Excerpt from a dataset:
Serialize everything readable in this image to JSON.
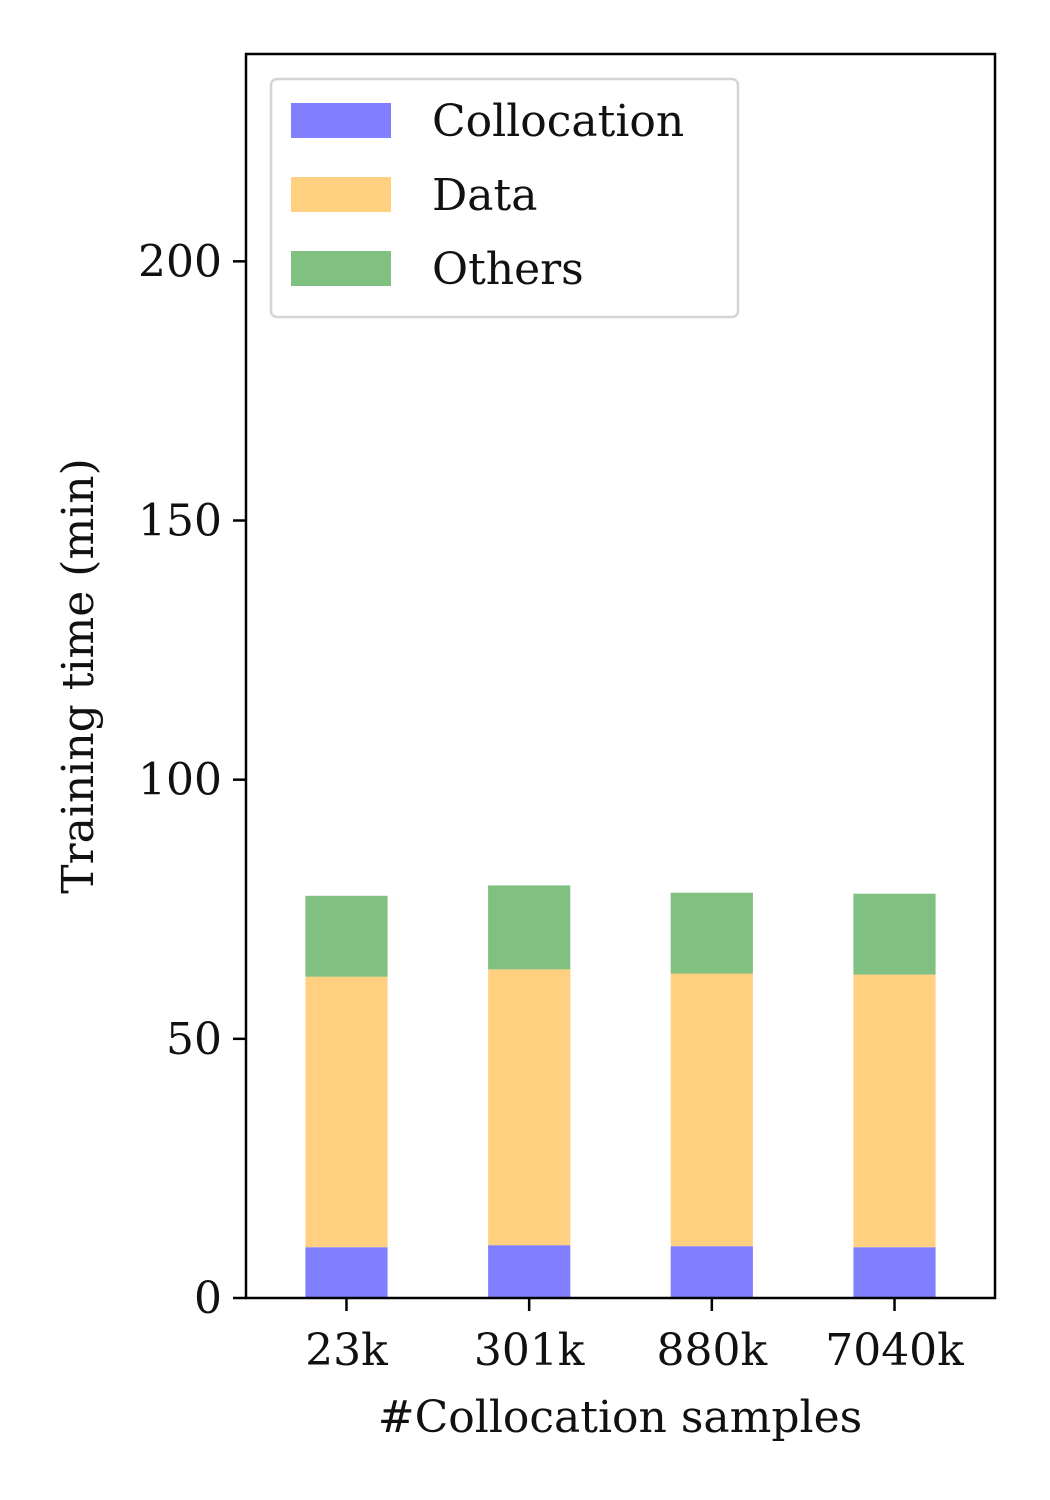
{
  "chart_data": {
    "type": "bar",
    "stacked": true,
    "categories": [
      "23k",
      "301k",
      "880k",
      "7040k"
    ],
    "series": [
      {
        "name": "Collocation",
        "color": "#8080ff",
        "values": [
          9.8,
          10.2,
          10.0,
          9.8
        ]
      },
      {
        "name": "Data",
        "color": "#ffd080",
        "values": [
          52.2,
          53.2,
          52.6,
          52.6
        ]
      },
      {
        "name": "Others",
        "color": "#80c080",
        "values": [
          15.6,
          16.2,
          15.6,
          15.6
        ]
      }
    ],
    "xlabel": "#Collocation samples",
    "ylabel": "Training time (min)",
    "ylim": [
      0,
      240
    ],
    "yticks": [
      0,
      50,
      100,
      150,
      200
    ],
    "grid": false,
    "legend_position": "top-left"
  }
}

-- AIM OF THE TASK --
Skip the pictures and print each record exactly as it stands.

-- RESULT --
Serialize everything readable in this image to JSON.
{
  "chart_data": {
    "type": "bar",
    "stacked": true,
    "categories": [
      "23k",
      "301k",
      "880k",
      "7040k"
    ],
    "series": [
      {
        "name": "Collocation",
        "color": "#8080ff",
        "values": [
          9.8,
          10.2,
          10.0,
          9.8
        ]
      },
      {
        "name": "Data",
        "color": "#ffd080",
        "values": [
          52.2,
          53.2,
          52.6,
          52.6
        ]
      },
      {
        "name": "Others",
        "color": "#80c080",
        "values": [
          15.6,
          16.2,
          15.6,
          15.6
        ]
      }
    ],
    "xlabel": "#Collocation samples",
    "ylabel": "Training time (min)",
    "ylim": [
      0,
      240
    ],
    "yticks": [
      0,
      50,
      100,
      150,
      200
    ],
    "grid": false,
    "legend_position": "top-left"
  }
}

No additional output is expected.